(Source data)
════════════════════

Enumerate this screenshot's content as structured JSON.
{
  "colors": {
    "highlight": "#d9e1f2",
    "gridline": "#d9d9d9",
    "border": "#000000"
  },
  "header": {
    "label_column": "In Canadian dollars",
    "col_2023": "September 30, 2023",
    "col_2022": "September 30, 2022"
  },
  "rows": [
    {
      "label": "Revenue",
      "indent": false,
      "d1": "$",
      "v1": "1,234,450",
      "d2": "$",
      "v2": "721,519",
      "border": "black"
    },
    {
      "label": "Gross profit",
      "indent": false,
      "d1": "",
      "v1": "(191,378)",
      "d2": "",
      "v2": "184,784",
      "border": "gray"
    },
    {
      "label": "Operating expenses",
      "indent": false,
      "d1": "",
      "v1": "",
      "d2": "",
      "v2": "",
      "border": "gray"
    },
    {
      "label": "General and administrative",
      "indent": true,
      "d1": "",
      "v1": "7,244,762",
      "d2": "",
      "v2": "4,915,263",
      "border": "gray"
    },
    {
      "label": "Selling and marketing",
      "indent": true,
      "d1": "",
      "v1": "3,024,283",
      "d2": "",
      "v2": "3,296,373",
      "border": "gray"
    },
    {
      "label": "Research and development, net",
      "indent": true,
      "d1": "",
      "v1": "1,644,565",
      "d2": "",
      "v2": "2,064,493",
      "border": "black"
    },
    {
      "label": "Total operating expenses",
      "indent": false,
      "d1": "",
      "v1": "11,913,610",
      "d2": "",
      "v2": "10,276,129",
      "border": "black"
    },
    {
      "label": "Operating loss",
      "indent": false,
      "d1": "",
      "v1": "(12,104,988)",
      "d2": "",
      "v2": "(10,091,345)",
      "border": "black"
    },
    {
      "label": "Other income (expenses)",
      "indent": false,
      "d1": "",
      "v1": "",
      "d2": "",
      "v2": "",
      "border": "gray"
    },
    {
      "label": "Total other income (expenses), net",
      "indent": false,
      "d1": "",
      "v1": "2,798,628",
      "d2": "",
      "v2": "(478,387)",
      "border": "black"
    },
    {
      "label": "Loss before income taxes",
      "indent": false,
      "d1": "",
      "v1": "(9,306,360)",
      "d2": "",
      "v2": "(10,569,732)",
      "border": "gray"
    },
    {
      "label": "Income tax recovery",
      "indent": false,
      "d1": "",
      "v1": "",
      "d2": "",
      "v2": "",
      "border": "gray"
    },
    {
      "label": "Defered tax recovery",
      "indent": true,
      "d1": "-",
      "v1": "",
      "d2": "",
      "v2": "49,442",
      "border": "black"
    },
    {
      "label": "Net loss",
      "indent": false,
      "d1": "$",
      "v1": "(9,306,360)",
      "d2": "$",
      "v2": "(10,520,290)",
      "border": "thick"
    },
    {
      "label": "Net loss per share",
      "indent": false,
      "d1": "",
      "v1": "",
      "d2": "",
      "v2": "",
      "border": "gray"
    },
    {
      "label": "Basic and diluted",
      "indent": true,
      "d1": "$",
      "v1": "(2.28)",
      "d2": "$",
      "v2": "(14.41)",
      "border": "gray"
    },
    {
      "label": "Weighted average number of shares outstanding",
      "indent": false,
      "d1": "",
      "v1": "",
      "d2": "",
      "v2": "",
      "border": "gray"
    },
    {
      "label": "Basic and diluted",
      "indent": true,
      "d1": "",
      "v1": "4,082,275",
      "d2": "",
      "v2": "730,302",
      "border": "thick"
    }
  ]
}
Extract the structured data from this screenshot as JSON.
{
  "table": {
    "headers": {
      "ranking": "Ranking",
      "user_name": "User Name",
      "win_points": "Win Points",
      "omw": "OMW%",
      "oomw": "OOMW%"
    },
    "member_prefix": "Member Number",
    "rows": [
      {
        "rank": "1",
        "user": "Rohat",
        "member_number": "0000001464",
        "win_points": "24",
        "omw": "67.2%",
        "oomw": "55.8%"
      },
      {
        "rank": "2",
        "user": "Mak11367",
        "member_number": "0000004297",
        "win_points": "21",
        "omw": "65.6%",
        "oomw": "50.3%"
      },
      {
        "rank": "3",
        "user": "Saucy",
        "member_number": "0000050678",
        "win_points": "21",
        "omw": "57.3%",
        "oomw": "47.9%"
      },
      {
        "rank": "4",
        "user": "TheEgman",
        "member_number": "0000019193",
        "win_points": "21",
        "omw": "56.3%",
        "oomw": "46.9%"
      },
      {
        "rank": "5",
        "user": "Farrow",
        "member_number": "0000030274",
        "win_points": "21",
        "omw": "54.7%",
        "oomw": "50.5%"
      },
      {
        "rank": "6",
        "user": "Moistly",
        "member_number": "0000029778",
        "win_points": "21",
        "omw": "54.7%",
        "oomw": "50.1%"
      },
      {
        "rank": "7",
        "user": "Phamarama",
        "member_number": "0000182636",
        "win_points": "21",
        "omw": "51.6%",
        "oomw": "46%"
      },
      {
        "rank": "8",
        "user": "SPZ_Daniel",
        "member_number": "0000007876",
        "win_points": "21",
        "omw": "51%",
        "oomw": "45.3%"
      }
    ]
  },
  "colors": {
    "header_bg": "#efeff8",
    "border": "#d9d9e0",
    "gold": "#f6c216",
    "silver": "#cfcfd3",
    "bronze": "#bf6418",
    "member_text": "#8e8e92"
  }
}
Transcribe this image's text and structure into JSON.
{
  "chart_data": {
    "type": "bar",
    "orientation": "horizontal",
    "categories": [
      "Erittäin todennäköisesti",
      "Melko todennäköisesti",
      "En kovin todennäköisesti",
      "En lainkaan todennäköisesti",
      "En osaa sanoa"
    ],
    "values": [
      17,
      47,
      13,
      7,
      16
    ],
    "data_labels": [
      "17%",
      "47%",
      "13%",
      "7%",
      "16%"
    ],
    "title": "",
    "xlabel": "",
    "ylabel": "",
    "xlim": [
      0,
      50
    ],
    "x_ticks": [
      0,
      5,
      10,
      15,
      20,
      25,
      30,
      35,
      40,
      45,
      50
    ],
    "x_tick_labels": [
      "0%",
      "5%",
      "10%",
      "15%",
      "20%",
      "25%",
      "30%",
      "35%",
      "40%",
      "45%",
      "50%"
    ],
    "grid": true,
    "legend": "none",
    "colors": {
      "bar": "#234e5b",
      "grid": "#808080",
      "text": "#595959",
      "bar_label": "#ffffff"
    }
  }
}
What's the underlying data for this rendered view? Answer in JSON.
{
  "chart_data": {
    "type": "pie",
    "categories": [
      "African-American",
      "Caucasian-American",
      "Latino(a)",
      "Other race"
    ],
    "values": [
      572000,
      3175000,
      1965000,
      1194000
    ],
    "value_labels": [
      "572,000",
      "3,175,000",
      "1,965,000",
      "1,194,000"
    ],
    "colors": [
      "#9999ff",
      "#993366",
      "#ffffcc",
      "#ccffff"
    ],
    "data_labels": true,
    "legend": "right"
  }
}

════════════════════

Print all of the entries again, exactly as written.

## The result
Enumerate this screenshot's content as structured JSON.
{
  "colors": {
    "highlight": "#d9e1f2",
    "gridline": "#d9d9d9",
    "border": "#000000"
  },
  "header": {
    "label_column": "In Canadian dollars",
    "col_2023": "September 30, 2023",
    "col_2022": "September 30, 2022"
  },
  "rows": [
    {
      "label": "Revenue",
      "indent": false,
      "d1": "$",
      "v1": "1,234,450",
      "d2": "$",
      "v2": "721,519",
      "border": "black"
    },
    {
      "label": "Gross profit",
      "indent": false,
      "d1": "",
      "v1": "(191,378)",
      "d2": "",
      "v2": "184,784",
      "border": "gray"
    },
    {
      "label": "Operating expenses",
      "indent": false,
      "d1": "",
      "v1": "",
      "d2": "",
      "v2": "",
      "border": "gray"
    },
    {
      "label": "General and administrative",
      "indent": true,
      "d1": "",
      "v1": "7,244,762",
      "d2": "",
      "v2": "4,915,263",
      "border": "gray"
    },
    {
      "label": "Selling and marketing",
      "indent": true,
      "d1": "",
      "v1": "3,024,283",
      "d2": "",
      "v2": "3,296,373",
      "border": "gray"
    },
    {
      "label": "Research and development, net",
      "indent": true,
      "d1": "",
      "v1": "1,644,565",
      "d2": "",
      "v2": "2,064,493",
      "border": "black"
    },
    {
      "label": "Total operating expenses",
      "indent": false,
      "d1": "",
      "v1": "11,913,610",
      "d2": "",
      "v2": "10,276,129",
      "border": "black"
    },
    {
      "label": "Operating loss",
      "indent": false,
      "d1": "",
      "v1": "(12,104,988)",
      "d2": "",
      "v2": "(10,091,345)",
      "border": "black"
    },
    {
      "label": "Other income (expenses)",
      "indent": false,
      "d1": "",
      "v1": "",
      "d2": "",
      "v2": "",
      "border": "gray"
    },
    {
      "label": "Total other income (expenses), net",
      "indent": false,
      "d1": "",
      "v1": "2,798,628",
      "d2": "",
      "v2": "(478,387)",
      "border": "black"
    },
    {
      "label": "Loss before income taxes",
      "indent": false,
      "d1": "",
      "v1": "(9,306,360)",
      "d2": "",
      "v2": "(10,569,732)",
      "border": "gray"
    },
    {
      "label": "Income tax recovery",
      "indent": false,
      "d1": "",
      "v1": "",
      "d2": "",
      "v2": "",
      "border": "gray"
    },
    {
      "label": "Defered tax recovery",
      "indent": true,
      "d1": "-",
      "v1": "",
      "d2": "",
      "v2": "49,442",
      "border": "black"
    },
    {
      "label": "Net loss",
      "indent": false,
      "d1": "$",
      "v1": "(9,306,360)",
      "d2": "$",
      "v2": "(10,520,290)",
      "border": "thick"
    },
    {
      "label": "Net loss per share",
      "indent": false,
      "d1": "",
      "v1": "",
      "d2": "",
      "v2": "",
      "border": "gray"
    },
    {
      "label": "Basic and diluted",
      "indent": true,
      "d1": "$",
      "v1": "(2.28)",
      "d2": "$",
      "v2": "(14.41)",
      "border": "gray"
    },
    {
      "label": "Weighted average number of shares outstanding",
      "indent": false,
      "d1": "",
      "v1": "",
      "d2": "",
      "v2": "",
      "border": "gray"
    },
    {
      "label": "Basic and diluted",
      "indent": true,
      "d1": "",
      "v1": "4,082,275",
      "d2": "",
      "v2": "730,302",
      "border": "thick"
    }
  ]
}
Extract the structured data from this screenshot as JSON.
{
  "table": {
    "headers": {
      "ranking": "Ranking",
      "user_name": "User Name",
      "win_points": "Win Points",
      "omw": "OMW%",
      "oomw": "OOMW%"
    },
    "member_prefix": "Member Number",
    "rows": [
      {
        "rank": "1",
        "user": "Rohat",
        "member_number": "0000001464",
        "win_points": "24",
        "omw": "67.2%",
        "oomw": "55.8%"
      },
      {
        "rank": "2",
        "user": "Mak11367",
        "member_number": "0000004297",
        "win_points": "21",
        "omw": "65.6%",
        "oomw": "50.3%"
      },
      {
        "rank": "3",
        "user": "Saucy",
        "member_number": "0000050678",
        "win_points": "21",
        "omw": "57.3%",
        "oomw": "47.9%"
      },
      {
        "rank": "4",
        "user": "TheEgman",
        "member_number": "0000019193",
        "win_points": "21",
        "omw": "56.3%",
        "oomw": "46.9%"
      },
      {
        "rank": "5",
        "user": "Farrow",
        "member_number": "0000030274",
        "win_points": "21",
        "omw": "54.7%",
        "oomw": "50.5%"
      },
      {
        "rank": "6",
        "user": "Moistly",
        "member_number": "0000029778",
        "win_points": "21",
        "omw": "54.7%",
        "oomw": "50.1%"
      },
      {
        "rank": "7",
        "user": "Phamarama",
        "member_number": "0000182636",
        "win_points": "21",
        "omw": "51.6%",
        "oomw": "46%"
      },
      {
        "rank": "8",
        "user": "SPZ_Daniel",
        "member_number": "0000007876",
        "win_points": "21",
        "omw": "51%",
        "oomw": "45.3%"
      }
    ]
  },
  "colors": {
    "header_bg": "#efeff8",
    "border": "#d9d9e0",
    "gold": "#f6c216",
    "silver": "#cfcfd3",
    "bronze": "#bf6418",
    "member_text": "#8e8e92"
  }
}
Transcribe this image's text and structure into JSON.
{
  "chart_data": {
    "type": "bar",
    "orientation": "horizontal",
    "categories": [
      "Erittäin todennäköisesti",
      "Melko todennäköisesti",
      "En kovin todennäköisesti",
      "En lainkaan todennäköisesti",
      "En osaa sanoa"
    ],
    "values": [
      17,
      47,
      13,
      7,
      16
    ],
    "data_labels": [
      "17%",
      "47%",
      "13%",
      "7%",
      "16%"
    ],
    "title": "",
    "xlabel": "",
    "ylabel": "",
    "xlim": [
      0,
      50
    ],
    "x_ticks": [
      0,
      5,
      10,
      15,
      20,
      25,
      30,
      35,
      40,
      45,
      50
    ],
    "x_tick_labels": [
      "0%",
      "5%",
      "10%",
      "15%",
      "20%",
      "25%",
      "30%",
      "35%",
      "40%",
      "45%",
      "50%"
    ],
    "grid": true,
    "legend": "none",
    "colors": {
      "bar": "#234e5b",
      "grid": "#808080",
      "text": "#595959",
      "bar_label": "#ffffff"
    }
  }
}
What's the underlying data for this rendered view? Answer in JSON.
{
  "chart_data": {
    "type": "pie",
    "categories": [
      "African-American",
      "Caucasian-American",
      "Latino(a)",
      "Other race"
    ],
    "values": [
      572000,
      3175000,
      1965000,
      1194000
    ],
    "value_labels": [
      "572,000",
      "3,175,000",
      "1,965,000",
      "1,194,000"
    ],
    "colors": [
      "#9999ff",
      "#993366",
      "#ffffcc",
      "#ccffff"
    ],
    "data_labels": true,
    "legend": "right"
  }
}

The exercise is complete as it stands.